EXERCISE TASK:
Count how many lines hold the word "service" and give that number as the whole answer.

DATA SHOWN:
════════

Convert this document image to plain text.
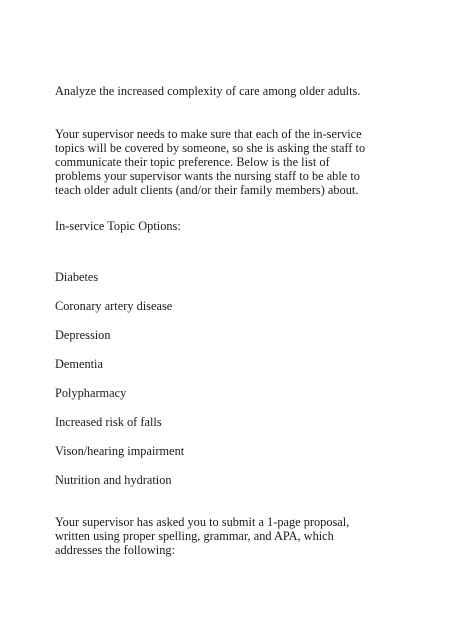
Analyze the increased complexity of care among older adults.

Your supervisor needs to make sure that each of the in-service

topics will be covered by someone, so she is asking the staff to

communicate their topic preference. Below is the list of

problems your supervisor wants the nursing staff to be able to

teach older adult clients (and/or their family members) about.

In-service Topic Options:

Diabetes

Coronary artery disease

Depression

Dementia

Polypharmacy

Increased risk of falls

Vison/hearing impairment

Nutrition and hydration

Your supervisor has asked you to submit a 1-page proposal,

written using proper spelling, grammar, and APA, which

addresses the following:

════════

THE RESPONSE:
2